- **Exercise details**
Lay out every line of the listing below as a numbered list, leaving out any blank lines.

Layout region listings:
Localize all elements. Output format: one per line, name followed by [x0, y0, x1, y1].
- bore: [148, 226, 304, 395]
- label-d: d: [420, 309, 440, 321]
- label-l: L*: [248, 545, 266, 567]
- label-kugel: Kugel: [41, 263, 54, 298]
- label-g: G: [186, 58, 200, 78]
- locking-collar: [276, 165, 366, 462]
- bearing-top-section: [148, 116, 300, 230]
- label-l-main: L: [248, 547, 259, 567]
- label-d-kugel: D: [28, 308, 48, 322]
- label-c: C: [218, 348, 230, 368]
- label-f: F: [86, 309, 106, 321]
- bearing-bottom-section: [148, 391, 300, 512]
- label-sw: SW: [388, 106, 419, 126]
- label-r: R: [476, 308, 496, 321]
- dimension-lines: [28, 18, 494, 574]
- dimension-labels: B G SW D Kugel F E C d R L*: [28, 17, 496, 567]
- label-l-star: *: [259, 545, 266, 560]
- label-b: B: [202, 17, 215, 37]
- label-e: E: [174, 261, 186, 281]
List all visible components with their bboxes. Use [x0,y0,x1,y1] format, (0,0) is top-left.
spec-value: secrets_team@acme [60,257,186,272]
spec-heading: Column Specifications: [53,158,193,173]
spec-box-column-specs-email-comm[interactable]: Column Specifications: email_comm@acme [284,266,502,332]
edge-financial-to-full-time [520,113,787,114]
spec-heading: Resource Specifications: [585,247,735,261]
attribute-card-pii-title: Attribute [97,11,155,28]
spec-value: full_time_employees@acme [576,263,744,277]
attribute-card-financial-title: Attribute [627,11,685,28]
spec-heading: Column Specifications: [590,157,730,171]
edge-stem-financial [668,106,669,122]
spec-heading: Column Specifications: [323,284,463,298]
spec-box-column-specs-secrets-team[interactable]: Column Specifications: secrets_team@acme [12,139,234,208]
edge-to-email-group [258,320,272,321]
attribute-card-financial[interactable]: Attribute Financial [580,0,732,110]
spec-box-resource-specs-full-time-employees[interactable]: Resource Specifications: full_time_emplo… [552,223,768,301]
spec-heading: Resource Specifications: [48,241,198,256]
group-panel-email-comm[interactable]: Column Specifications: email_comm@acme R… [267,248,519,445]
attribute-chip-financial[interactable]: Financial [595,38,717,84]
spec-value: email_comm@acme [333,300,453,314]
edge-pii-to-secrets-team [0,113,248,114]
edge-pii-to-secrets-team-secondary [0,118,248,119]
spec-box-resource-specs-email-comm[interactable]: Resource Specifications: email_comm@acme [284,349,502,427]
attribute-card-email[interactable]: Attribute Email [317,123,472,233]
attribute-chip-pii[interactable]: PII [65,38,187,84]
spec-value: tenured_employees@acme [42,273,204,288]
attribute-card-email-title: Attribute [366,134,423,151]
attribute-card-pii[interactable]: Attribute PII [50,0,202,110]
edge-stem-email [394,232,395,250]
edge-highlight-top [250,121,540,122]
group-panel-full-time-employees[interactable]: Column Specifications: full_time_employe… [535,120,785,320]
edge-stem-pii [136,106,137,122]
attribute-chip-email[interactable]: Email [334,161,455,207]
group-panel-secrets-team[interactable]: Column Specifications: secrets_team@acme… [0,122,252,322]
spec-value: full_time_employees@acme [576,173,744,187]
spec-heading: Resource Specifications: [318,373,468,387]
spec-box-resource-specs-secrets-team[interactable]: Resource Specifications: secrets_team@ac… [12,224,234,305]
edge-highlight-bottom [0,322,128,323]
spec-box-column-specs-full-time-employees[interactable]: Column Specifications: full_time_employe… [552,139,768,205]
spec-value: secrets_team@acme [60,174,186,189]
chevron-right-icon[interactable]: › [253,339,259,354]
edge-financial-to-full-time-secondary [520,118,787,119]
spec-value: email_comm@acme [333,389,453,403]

- **Result of the task**
1. Localize all elements. Output format: one per line, name followed by [x0, y0, x1, y1].
2. - bore: [148, 226, 304, 395]
3. - label-d: d: [420, 309, 440, 321]
4. - label-l: L*: [248, 545, 266, 567]
5. - label-kugel: Kugel: [41, 263, 54, 298]
6. - label-g: G: [186, 58, 200, 78]
7. - locking-collar: [276, 165, 366, 462]
8. - bearing-top-section: [148, 116, 300, 230]
9. - label-l-main: L: [248, 547, 259, 567]
10. - label-d-kugel: D: [28, 308, 48, 322]
11. - label-c: C: [218, 348, 230, 368]
12. - label-f: F: [86, 309, 106, 321]
13. - bearing-bottom-section: [148, 391, 300, 512]
14. - label-sw: SW: [388, 106, 419, 126]
15. - label-r: R: [476, 308, 496, 321]
16. - dimension-lines: [28, 18, 494, 574]
17. - dimension-labels: B G SW D Kugel F E C d R L*: [28, 17, 496, 567]
18. - label-l-star: *: [259, 545, 266, 560]
19. - label-b: B: [202, 17, 215, 37]
20. - label-e: E: [174, 261, 186, 281]
21. List all visible components with their bboxes. Use [x0,y0,x1,y1] format, (0,0) is top-left.
22. spec-value: secrets_team@acme [60,257,186,272]
23. spec-heading: Column Specifications: [53,158,193,173]
24. spec-box-column-specs-email-comm[interactable]: Column Specifications: email_comm@acme [284,266,502,332]
25. edge-financial-to-full-time [520,113,787,114]
26. spec-heading: Resource Specifications: [585,247,735,261]
27. attribute-card-pii-title: Attribute [97,11,155,28]
28. spec-value: full_time_employees@acme [576,263,744,277]
29. attribute-card-financial-title: Attribute [627,11,685,28]
30. spec-heading: Column Specifications: [590,157,730,171]
31. edge-stem-financial [668,106,669,122]
32. spec-heading: Column Specifications: [323,284,463,298]
33. spec-box-column-specs-secrets-team[interactable]: Column Specifications: secrets_team@acme [12,139,234,208]
34. edge-to-email-group [258,320,272,321]
35. attribute-card-financial[interactable]: Attribute Financial [580,0,732,110]
36. spec-box-resource-specs-full-time-employees[interactable]: Resource Specifications: full_time_emplo… [552,223,768,301]
37. spec-heading: Resource Specifications: [48,241,198,256]
38. group-panel-email-comm[interactable]: Column Specifications: email_comm@acme R… [267,248,519,445]
39. attribute-chip-financial[interactable]: Financial [595,38,717,84]
40. spec-value: email_comm@acme [333,300,453,314]
41. edge-pii-to-secrets-team [0,113,248,114]
42. edge-pii-to-secrets-team-secondary [0,118,248,119]
43. spec-box-resource-specs-email-comm[interactable]: Resource Specifications: email_comm@acme [284,349,502,427]
44. attribute-card-email[interactable]: Attribute Email [317,123,472,233]
45. attribute-chip-pii[interactable]: PII [65,38,187,84]
46. spec-value: tenured_employees@acme [42,273,204,288]
47. attribute-card-email-title: Attribute [366,134,423,151]
48. attribute-card-pii[interactable]: Attribute PII [50,0,202,110]
49. edge-stem-email [394,232,395,250]
50. edge-highlight-top [250,121,540,122]
51. group-panel-full-time-employees[interactable]: Column Specifications: full_time_employe… [535,120,785,320]
52. edge-stem-pii [136,106,137,122]
53. attribute-chip-email[interactable]: Email [334,161,455,207]
54. group-panel-secrets-team[interactable]: Column Specifications: secrets_team@acme… [0,122,252,322]
55. spec-value: full_time_employees@acme [576,173,744,187]
56. spec-heading: Resource Specifications: [318,373,468,387]
57. spec-box-resource-specs-secrets-team[interactable]: Resource Specifications: secrets_team@ac… [12,224,234,305]
58. edge-highlight-bottom [0,322,128,323]
59. spec-box-column-specs-full-time-employees[interactable]: Column Specifications: full_time_employe… [552,139,768,205]
60. spec-value: secrets_team@acme [60,174,186,189]
61. chevron-right-icon[interactable]: › [253,339,259,354]
62. edge-financial-to-full-time-secondary [520,118,787,119]
63. spec-value: email_comm@acme [333,389,453,403]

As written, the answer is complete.